=== Request ===
All of the lines below are to be printed again exactly; images are excluded from the output.

=== Data to process ===
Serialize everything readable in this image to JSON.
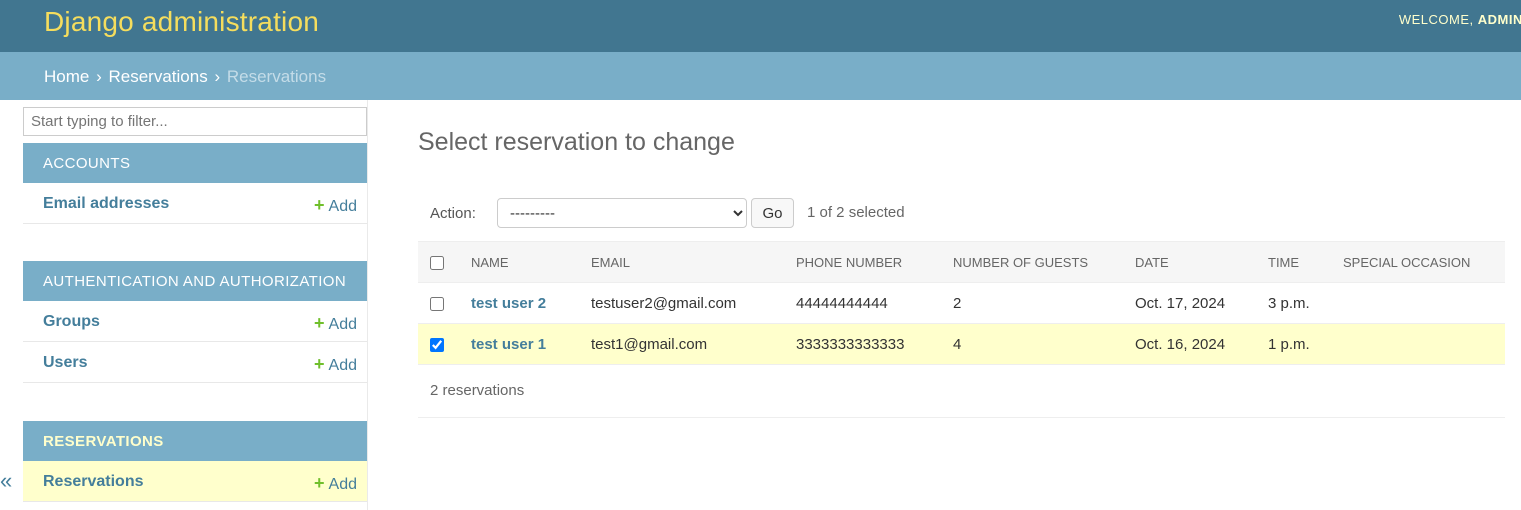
{
  "header": {
    "site_name": "Django administration",
    "welcome": "WELCOME,",
    "username": "ADMIN."
  },
  "breadcrumbs": {
    "home": "Home",
    "app": "Reservations",
    "current": "Reservations",
    "sep": "›"
  },
  "sidebar": {
    "filter_placeholder": "Start typing to filter...",
    "toggle": "«",
    "add_label": "Add",
    "add_icon": "plus-icon",
    "modules": [
      {
        "caption": "Accounts",
        "models": [
          {
            "name": "Email addresses"
          }
        ]
      },
      {
        "caption": "Authentication and Authorization",
        "models": [
          {
            "name": "Groups"
          },
          {
            "name": "Users"
          }
        ]
      },
      {
        "caption": "Reservations",
        "current": true,
        "models": [
          {
            "name": "Reservations",
            "current": true
          }
        ]
      }
    ]
  },
  "main": {
    "title": "Select reservation to change",
    "action_label": "Action:",
    "action_selected": "---------",
    "go_label": "Go",
    "counter": "1 of 2 selected",
    "columns": [
      "Name",
      "Email",
      "Phone number",
      "Number of guests",
      "Date",
      "Time",
      "Special occasion"
    ],
    "rows": [
      {
        "name": "test user 2",
        "email": "testuser2@gmail.com",
        "phone": "44444444444",
        "guests": "2",
        "date": "Oct. 17, 2024",
        "time": "3 p.m.",
        "occasion": "",
        "checked": false
      },
      {
        "name": "test user 1",
        "email": "test1@gmail.com",
        "phone": "3333333333333",
        "guests": "4",
        "date": "Oct. 16, 2024",
        "time": "1 p.m.",
        "occasion": "",
        "checked": true
      }
    ],
    "paginator": "2 reservations"
  },
  "colors": {
    "header_bg": "#417690",
    "breadcrumbs_bg": "#79aec8",
    "branding": "#f5dd5d",
    "link": "#447e9b",
    "add_icon": "#70bf2b",
    "selected_row": "#ffffcc"
  }
}
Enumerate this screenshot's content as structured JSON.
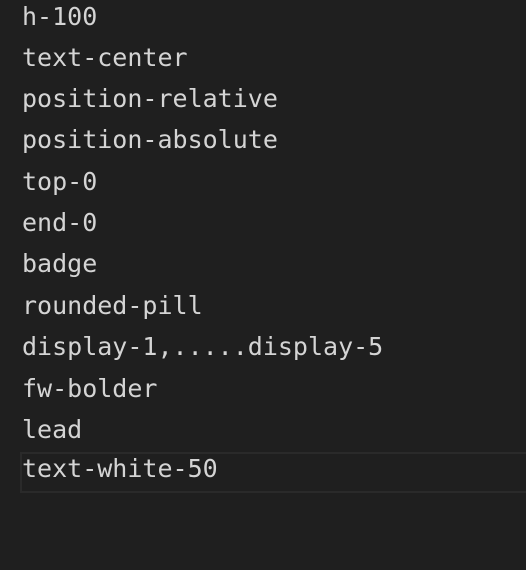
{
  "editor": {
    "lines": [
      "h-100",
      "text-center",
      "position-relative",
      "position-absolute",
      "top-0",
      "end-0",
      "badge",
      "rounded-pill",
      "display-1,.....display-5",
      "fw-bolder",
      "lead",
      "text-white-50"
    ],
    "current_line_index": 11
  }
}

=== Solved exercise ===
Serialize everything readable in this image to JSON.
{
  "header": {
    "site_name": "Django administration",
    "welcome": "WELCOME,",
    "username": "ADMIN."
  },
  "breadcrumbs": {
    "home": "Home",
    "app": "Reservations",
    "current": "Reservations",
    "sep": "›"
  },
  "sidebar": {
    "filter_placeholder": "Start typing to filter...",
    "toggle": "«",
    "add_label": "Add",
    "add_icon": "plus-icon",
    "modules": [
      {
        "caption": "Accounts",
        "models": [
          {
            "name": "Email addresses"
          }
        ]
      },
      {
        "caption": "Authentication and Authorization",
        "models": [
          {
            "name": "Groups"
          },
          {
            "name": "Users"
          }
        ]
      },
      {
        "caption": "Reservations",
        "current": true,
        "models": [
          {
            "name": "Reservations",
            "current": true
          }
        ]
      }
    ]
  },
  "main": {
    "title": "Select reservation to change",
    "action_label": "Action:",
    "action_selected": "---------",
    "go_label": "Go",
    "counter": "1 of 2 selected",
    "columns": [
      "Name",
      "Email",
      "Phone number",
      "Number of guests",
      "Date",
      "Time",
      "Special occasion"
    ],
    "rows": [
      {
        "name": "test user 2",
        "email": "testuser2@gmail.com",
        "phone": "44444444444",
        "guests": "2",
        "date": "Oct. 17, 2024",
        "time": "3 p.m.",
        "occasion": "",
        "checked": false
      },
      {
        "name": "test user 1",
        "email": "test1@gmail.com",
        "phone": "3333333333333",
        "guests": "4",
        "date": "Oct. 16, 2024",
        "time": "1 p.m.",
        "occasion": "",
        "checked": true
      }
    ],
    "paginator": "2 reservations"
  },
  "colors": {
    "header_bg": "#417690",
    "breadcrumbs_bg": "#79aec8",
    "branding": "#f5dd5d",
    "link": "#447e9b",
    "add_icon": "#70bf2b",
    "selected_row": "#ffffcc"
  }
}
Enumerate this screenshot's content as structured JSON.
{
  "editor": {
    "lines": [
      "h-100",
      "text-center",
      "position-relative",
      "position-absolute",
      "top-0",
      "end-0",
      "badge",
      "rounded-pill",
      "display-1,.....display-5",
      "fw-bolder",
      "lead",
      "text-white-50"
    ],
    "current_line_index": 11
  }
}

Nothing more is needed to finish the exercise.